Your instructions:
In full and without alteration, repeat the material.

● ● ● ● ●

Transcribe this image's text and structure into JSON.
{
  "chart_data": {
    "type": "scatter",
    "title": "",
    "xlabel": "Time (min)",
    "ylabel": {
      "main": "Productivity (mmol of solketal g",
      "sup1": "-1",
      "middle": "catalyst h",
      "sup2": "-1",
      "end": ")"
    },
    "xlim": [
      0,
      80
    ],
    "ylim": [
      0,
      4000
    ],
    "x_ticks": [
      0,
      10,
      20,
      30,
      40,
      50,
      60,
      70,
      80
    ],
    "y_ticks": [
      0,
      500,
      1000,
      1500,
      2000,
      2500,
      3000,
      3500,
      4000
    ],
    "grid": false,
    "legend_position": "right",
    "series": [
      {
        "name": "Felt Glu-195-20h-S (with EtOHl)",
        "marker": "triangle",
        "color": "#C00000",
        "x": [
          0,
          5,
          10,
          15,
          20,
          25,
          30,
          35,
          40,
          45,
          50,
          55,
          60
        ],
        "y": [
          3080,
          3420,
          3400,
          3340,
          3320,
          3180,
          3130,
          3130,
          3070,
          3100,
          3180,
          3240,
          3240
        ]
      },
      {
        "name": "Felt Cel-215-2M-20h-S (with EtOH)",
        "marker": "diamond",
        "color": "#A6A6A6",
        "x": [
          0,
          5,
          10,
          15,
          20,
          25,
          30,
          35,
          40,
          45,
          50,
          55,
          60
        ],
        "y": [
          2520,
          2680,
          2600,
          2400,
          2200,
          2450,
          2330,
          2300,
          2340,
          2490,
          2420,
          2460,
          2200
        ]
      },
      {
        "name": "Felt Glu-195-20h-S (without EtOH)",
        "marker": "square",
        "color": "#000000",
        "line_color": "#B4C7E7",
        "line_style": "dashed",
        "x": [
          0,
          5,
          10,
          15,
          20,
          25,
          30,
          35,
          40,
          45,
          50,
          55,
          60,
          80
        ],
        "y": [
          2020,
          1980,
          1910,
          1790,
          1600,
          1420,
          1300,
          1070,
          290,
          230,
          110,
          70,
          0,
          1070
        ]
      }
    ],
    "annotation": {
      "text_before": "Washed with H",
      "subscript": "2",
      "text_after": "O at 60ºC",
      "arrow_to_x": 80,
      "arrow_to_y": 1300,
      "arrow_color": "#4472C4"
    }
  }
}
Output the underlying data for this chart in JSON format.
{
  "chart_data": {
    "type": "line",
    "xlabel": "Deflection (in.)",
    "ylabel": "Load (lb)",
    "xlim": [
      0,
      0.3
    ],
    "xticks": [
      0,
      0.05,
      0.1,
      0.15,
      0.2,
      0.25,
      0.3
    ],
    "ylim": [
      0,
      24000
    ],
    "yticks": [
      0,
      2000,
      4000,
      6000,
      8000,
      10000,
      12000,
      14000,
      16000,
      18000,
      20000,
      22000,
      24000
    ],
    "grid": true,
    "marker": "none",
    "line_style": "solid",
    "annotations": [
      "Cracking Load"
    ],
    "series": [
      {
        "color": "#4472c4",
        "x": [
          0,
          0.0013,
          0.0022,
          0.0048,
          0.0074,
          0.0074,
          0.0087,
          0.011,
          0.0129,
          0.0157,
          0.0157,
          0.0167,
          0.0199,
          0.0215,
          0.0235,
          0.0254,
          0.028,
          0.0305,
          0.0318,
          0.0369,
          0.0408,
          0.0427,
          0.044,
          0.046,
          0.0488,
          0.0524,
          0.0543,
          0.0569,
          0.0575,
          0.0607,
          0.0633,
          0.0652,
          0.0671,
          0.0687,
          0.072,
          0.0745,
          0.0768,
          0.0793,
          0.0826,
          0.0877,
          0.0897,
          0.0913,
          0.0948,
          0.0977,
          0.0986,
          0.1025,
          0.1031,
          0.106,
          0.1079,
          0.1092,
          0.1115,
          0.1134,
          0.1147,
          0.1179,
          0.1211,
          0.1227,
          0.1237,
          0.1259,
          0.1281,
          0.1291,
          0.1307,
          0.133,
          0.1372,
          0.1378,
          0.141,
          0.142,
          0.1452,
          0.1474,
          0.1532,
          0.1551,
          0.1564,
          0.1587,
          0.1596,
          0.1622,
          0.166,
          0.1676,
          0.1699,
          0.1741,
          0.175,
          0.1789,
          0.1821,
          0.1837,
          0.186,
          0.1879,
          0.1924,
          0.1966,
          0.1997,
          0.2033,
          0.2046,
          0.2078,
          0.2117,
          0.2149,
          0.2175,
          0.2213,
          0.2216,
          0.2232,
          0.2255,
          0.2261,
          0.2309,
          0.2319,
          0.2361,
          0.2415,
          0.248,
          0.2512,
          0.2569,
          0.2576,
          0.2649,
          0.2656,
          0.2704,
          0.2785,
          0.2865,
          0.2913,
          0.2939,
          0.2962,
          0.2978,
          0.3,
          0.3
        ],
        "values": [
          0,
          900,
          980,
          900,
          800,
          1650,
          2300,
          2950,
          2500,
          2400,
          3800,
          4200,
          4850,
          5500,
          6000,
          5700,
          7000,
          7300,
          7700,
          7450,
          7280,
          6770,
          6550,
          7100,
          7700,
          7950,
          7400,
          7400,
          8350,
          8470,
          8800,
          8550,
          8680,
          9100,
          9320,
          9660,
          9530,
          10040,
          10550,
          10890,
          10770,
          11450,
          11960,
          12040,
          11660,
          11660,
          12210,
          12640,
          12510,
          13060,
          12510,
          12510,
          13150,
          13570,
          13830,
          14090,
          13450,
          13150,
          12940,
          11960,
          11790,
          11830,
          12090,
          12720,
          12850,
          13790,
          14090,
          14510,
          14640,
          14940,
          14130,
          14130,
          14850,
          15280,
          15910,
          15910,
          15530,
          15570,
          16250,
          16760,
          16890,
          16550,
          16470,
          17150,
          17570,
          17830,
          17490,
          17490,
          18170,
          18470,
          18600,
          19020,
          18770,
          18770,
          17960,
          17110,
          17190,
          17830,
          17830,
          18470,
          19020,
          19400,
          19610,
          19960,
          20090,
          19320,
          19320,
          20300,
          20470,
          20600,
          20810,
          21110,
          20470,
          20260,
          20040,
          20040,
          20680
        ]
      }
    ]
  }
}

● ● ● ● ●

Task response:
Transcribe this image's text and structure into JSON.
{
  "chart_data": {
    "type": "scatter",
    "title": "",
    "xlabel": "Time (min)",
    "ylabel": {
      "main": "Productivity (mmol of solketal g",
      "sup1": "-1",
      "middle": "catalyst h",
      "sup2": "-1",
      "end": ")"
    },
    "xlim": [
      0,
      80
    ],
    "ylim": [
      0,
      4000
    ],
    "x_ticks": [
      0,
      10,
      20,
      30,
      40,
      50,
      60,
      70,
      80
    ],
    "y_ticks": [
      0,
      500,
      1000,
      1500,
      2000,
      2500,
      3000,
      3500,
      4000
    ],
    "grid": false,
    "legend_position": "right",
    "series": [
      {
        "name": "Felt Glu-195-20h-S (with EtOHl)",
        "marker": "triangle",
        "color": "#C00000",
        "x": [
          0,
          5,
          10,
          15,
          20,
          25,
          30,
          35,
          40,
          45,
          50,
          55,
          60
        ],
        "y": [
          3080,
          3420,
          3400,
          3340,
          3320,
          3180,
          3130,
          3130,
          3070,
          3100,
          3180,
          3240,
          3240
        ]
      },
      {
        "name": "Felt Cel-215-2M-20h-S (with EtOH)",
        "marker": "diamond",
        "color": "#A6A6A6",
        "x": [
          0,
          5,
          10,
          15,
          20,
          25,
          30,
          35,
          40,
          45,
          50,
          55,
          60
        ],
        "y": [
          2520,
          2680,
          2600,
          2400,
          2200,
          2450,
          2330,
          2300,
          2340,
          2490,
          2420,
          2460,
          2200
        ]
      },
      {
        "name": "Felt Glu-195-20h-S (without EtOH)",
        "marker": "square",
        "color": "#000000",
        "line_color": "#B4C7E7",
        "line_style": "dashed",
        "x": [
          0,
          5,
          10,
          15,
          20,
          25,
          30,
          35,
          40,
          45,
          50,
          55,
          60,
          80
        ],
        "y": [
          2020,
          1980,
          1910,
          1790,
          1600,
          1420,
          1300,
          1070,
          290,
          230,
          110,
          70,
          0,
          1070
        ]
      }
    ],
    "annotation": {
      "text_before": "Washed with H",
      "subscript": "2",
      "text_after": "O at 60ºC",
      "arrow_to_x": 80,
      "arrow_to_y": 1300,
      "arrow_color": "#4472C4"
    }
  }
}
Output the underlying data for this chart in JSON format.
{
  "chart_data": {
    "type": "line",
    "xlabel": "Deflection (in.)",
    "ylabel": "Load (lb)",
    "xlim": [
      0,
      0.3
    ],
    "xticks": [
      0,
      0.05,
      0.1,
      0.15,
      0.2,
      0.25,
      0.3
    ],
    "ylim": [
      0,
      24000
    ],
    "yticks": [
      0,
      2000,
      4000,
      6000,
      8000,
      10000,
      12000,
      14000,
      16000,
      18000,
      20000,
      22000,
      24000
    ],
    "grid": true,
    "marker": "none",
    "line_style": "solid",
    "annotations": [
      "Cracking Load"
    ],
    "series": [
      {
        "color": "#4472c4",
        "x": [
          0,
          0.0013,
          0.0022,
          0.0048,
          0.0074,
          0.0074,
          0.0087,
          0.011,
          0.0129,
          0.0157,
          0.0157,
          0.0167,
          0.0199,
          0.0215,
          0.0235,
          0.0254,
          0.028,
          0.0305,
          0.0318,
          0.0369,
          0.0408,
          0.0427,
          0.044,
          0.046,
          0.0488,
          0.0524,
          0.0543,
          0.0569,
          0.0575,
          0.0607,
          0.0633,
          0.0652,
          0.0671,
          0.0687,
          0.072,
          0.0745,
          0.0768,
          0.0793,
          0.0826,
          0.0877,
          0.0897,
          0.0913,
          0.0948,
          0.0977,
          0.0986,
          0.1025,
          0.1031,
          0.106,
          0.1079,
          0.1092,
          0.1115,
          0.1134,
          0.1147,
          0.1179,
          0.1211,
          0.1227,
          0.1237,
          0.1259,
          0.1281,
          0.1291,
          0.1307,
          0.133,
          0.1372,
          0.1378,
          0.141,
          0.142,
          0.1452,
          0.1474,
          0.1532,
          0.1551,
          0.1564,
          0.1587,
          0.1596,
          0.1622,
          0.166,
          0.1676,
          0.1699,
          0.1741,
          0.175,
          0.1789,
          0.1821,
          0.1837,
          0.186,
          0.1879,
          0.1924,
          0.1966,
          0.1997,
          0.2033,
          0.2046,
          0.2078,
          0.2117,
          0.2149,
          0.2175,
          0.2213,
          0.2216,
          0.2232,
          0.2255,
          0.2261,
          0.2309,
          0.2319,
          0.2361,
          0.2415,
          0.248,
          0.2512,
          0.2569,
          0.2576,
          0.2649,
          0.2656,
          0.2704,
          0.2785,
          0.2865,
          0.2913,
          0.2939,
          0.2962,
          0.2978,
          0.3,
          0.3
        ],
        "values": [
          0,
          900,
          980,
          900,
          800,
          1650,
          2300,
          2950,
          2500,
          2400,
          3800,
          4200,
          4850,
          5500,
          6000,
          5700,
          7000,
          7300,
          7700,
          7450,
          7280,
          6770,
          6550,
          7100,
          7700,
          7950,
          7400,
          7400,
          8350,
          8470,
          8800,
          8550,
          8680,
          9100,
          9320,
          9660,
          9530,
          10040,
          10550,
          10890,
          10770,
          11450,
          11960,
          12040,
          11660,
          11660,
          12210,
          12640,
          12510,
          13060,
          12510,
          12510,
          13150,
          13570,
          13830,
          14090,
          13450,
          13150,
          12940,
          11960,
          11790,
          11830,
          12090,
          12720,
          12850,
          13790,
          14090,
          14510,
          14640,
          14940,
          14130,
          14130,
          14850,
          15280,
          15910,
          15910,
          15530,
          15570,
          16250,
          16760,
          16890,
          16550,
          16470,
          17150,
          17570,
          17830,
          17490,
          17490,
          18170,
          18470,
          18600,
          19020,
          18770,
          18770,
          17960,
          17110,
          17190,
          17830,
          17830,
          18470,
          19020,
          19400,
          19610,
          19960,
          20090,
          19320,
          19320,
          20300,
          20470,
          20600,
          20810,
          21110,
          20470,
          20260,
          20040,
          20040,
          20680
        ]
      }
    ]
  }
}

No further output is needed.